======== TASK INPUT ========
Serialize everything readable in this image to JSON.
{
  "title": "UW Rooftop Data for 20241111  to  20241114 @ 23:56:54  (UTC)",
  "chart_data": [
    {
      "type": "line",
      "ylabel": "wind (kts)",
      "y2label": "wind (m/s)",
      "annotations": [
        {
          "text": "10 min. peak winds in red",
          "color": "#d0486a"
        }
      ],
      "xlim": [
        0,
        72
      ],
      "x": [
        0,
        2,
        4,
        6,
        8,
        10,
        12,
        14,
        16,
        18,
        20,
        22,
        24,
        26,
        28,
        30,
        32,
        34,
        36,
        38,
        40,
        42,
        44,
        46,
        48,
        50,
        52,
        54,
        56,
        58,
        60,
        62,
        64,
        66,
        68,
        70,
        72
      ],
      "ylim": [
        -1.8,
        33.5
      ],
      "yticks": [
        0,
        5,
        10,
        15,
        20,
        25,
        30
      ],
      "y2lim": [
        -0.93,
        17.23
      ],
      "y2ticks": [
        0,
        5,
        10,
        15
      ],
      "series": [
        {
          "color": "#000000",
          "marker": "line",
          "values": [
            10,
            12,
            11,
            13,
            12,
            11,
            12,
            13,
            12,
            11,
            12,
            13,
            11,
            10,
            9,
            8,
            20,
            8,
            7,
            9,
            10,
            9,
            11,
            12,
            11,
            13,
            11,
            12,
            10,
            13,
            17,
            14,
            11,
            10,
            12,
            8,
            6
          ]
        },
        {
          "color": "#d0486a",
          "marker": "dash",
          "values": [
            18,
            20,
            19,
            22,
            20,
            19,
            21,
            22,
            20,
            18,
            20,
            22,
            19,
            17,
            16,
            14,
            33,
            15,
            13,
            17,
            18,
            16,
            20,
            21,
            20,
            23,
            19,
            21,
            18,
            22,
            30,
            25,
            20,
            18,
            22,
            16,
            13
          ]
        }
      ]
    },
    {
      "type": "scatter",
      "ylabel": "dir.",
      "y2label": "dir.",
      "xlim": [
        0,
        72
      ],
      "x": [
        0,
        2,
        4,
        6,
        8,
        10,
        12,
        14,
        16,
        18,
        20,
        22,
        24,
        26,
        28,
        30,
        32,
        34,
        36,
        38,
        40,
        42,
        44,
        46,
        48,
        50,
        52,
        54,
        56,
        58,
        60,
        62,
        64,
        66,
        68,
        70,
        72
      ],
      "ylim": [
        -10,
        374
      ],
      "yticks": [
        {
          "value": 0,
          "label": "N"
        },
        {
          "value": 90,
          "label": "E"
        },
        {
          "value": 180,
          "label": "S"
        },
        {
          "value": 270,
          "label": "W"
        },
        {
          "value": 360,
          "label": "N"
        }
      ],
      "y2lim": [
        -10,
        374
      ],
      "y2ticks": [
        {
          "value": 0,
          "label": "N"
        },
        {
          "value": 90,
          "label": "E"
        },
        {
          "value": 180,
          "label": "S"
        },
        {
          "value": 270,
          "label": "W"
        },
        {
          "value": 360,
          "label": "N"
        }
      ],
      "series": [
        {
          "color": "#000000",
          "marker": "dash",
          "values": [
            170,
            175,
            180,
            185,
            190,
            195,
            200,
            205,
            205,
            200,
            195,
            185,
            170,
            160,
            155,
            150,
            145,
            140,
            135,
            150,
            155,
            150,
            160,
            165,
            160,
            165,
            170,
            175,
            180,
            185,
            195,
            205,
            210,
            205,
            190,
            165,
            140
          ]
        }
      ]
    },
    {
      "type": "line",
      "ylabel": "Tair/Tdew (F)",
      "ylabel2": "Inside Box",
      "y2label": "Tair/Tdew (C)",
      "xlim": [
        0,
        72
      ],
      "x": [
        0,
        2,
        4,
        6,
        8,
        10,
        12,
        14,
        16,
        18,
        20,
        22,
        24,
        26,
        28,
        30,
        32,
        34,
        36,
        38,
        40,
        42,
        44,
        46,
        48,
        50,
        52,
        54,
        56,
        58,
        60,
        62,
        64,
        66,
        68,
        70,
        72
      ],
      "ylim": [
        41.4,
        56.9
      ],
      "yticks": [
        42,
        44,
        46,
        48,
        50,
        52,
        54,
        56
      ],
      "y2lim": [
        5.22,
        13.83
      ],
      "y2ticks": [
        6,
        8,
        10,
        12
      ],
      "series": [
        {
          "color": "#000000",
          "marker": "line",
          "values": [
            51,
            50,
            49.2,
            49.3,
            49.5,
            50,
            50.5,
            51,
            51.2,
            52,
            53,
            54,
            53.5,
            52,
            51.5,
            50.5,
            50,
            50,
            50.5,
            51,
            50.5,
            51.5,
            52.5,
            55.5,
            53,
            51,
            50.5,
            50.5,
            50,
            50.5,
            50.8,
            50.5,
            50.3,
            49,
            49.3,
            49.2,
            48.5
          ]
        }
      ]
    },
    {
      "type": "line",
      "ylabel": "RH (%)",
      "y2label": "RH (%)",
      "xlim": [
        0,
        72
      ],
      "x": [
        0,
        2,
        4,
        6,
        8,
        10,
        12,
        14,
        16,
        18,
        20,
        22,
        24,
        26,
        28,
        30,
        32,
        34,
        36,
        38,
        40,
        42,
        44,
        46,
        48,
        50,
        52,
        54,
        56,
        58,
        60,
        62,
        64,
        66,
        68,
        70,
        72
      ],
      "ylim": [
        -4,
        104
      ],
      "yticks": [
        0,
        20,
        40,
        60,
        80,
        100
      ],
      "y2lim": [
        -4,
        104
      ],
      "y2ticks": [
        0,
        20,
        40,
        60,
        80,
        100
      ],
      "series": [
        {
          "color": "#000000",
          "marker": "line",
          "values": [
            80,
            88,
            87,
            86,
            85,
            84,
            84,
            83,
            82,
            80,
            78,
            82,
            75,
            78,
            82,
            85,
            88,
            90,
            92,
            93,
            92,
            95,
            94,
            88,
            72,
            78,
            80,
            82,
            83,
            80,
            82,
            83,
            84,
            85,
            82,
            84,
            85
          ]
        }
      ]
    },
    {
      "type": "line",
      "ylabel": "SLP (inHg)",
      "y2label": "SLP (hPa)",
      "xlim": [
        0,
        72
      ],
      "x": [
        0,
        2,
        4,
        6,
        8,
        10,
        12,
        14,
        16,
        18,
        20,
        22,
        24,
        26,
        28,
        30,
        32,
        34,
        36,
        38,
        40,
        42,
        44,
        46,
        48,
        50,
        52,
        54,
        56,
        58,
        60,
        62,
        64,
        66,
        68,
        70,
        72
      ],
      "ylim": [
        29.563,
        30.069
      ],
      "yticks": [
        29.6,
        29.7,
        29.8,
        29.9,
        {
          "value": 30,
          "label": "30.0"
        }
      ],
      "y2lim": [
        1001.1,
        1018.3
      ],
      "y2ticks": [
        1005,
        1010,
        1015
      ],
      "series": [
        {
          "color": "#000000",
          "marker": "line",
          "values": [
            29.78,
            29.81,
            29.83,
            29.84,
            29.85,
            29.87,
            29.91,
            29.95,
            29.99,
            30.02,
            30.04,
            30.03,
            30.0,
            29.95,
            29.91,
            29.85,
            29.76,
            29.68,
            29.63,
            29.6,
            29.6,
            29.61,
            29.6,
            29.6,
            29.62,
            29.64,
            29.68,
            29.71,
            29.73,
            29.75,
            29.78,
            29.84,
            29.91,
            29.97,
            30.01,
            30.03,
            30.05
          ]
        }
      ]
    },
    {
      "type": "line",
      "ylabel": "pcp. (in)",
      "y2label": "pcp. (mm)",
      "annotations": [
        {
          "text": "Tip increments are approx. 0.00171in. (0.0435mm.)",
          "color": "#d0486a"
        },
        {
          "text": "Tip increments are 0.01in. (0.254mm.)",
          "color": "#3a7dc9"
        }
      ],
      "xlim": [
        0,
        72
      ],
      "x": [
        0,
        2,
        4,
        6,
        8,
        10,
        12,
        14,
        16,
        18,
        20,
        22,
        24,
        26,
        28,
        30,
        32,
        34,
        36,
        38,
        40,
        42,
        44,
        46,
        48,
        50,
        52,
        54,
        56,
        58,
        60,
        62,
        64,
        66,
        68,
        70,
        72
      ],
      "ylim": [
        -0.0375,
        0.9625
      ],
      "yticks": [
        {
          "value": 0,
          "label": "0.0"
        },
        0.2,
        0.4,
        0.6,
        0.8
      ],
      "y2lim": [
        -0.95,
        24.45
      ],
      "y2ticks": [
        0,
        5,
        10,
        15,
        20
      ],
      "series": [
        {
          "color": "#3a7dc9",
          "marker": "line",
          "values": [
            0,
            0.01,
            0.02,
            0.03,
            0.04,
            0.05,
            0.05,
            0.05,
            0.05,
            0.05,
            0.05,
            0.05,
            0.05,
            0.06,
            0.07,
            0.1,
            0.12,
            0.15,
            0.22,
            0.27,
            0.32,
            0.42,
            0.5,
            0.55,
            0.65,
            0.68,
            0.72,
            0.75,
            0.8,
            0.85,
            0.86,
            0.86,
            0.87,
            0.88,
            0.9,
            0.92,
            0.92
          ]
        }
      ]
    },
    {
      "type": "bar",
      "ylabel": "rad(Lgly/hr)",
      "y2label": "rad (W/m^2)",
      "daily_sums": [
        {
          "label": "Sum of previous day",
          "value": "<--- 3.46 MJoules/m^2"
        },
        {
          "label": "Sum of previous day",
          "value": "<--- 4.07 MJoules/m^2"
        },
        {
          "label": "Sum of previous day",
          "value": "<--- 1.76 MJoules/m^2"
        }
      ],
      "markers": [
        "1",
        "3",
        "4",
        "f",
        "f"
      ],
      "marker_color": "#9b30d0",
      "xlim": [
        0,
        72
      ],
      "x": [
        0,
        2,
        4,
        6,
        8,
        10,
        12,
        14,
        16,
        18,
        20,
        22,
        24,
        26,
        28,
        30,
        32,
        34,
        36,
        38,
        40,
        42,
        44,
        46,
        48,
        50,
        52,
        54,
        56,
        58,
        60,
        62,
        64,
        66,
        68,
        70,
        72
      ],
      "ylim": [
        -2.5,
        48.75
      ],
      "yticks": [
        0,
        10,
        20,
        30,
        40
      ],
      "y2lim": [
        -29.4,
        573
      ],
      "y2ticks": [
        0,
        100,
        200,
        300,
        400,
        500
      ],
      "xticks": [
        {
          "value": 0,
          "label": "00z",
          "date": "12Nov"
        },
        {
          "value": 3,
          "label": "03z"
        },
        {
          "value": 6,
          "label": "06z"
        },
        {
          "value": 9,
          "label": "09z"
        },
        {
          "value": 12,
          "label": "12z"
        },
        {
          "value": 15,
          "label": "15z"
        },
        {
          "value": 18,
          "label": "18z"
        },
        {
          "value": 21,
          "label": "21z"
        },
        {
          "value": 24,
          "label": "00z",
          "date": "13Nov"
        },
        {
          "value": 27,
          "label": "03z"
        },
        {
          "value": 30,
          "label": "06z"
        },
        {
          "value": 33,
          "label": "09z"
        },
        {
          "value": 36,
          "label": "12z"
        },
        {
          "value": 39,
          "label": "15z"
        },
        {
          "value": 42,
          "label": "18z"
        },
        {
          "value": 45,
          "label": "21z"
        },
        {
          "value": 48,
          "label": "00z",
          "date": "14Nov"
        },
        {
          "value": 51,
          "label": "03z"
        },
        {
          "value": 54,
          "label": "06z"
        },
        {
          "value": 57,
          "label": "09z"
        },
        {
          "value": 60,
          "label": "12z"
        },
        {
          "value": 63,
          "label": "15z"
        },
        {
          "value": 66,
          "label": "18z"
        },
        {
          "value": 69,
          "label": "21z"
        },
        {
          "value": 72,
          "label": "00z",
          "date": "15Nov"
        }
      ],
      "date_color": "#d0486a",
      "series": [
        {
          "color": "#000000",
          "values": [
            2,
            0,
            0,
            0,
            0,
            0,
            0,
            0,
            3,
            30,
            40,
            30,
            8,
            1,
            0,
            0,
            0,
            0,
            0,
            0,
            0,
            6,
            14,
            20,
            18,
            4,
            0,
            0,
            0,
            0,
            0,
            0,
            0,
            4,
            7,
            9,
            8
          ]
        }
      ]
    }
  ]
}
========
TASK REQUIREMENTS: Filter the entries down to the lines containing "increments". Copy each of those lines.

EXERCISE RESPONSE:
          "text": "Tip increments are approx. 0.00171in. (0.0435mm.)",
          "text": "Tip increments are 0.01in. (0.254mm.)",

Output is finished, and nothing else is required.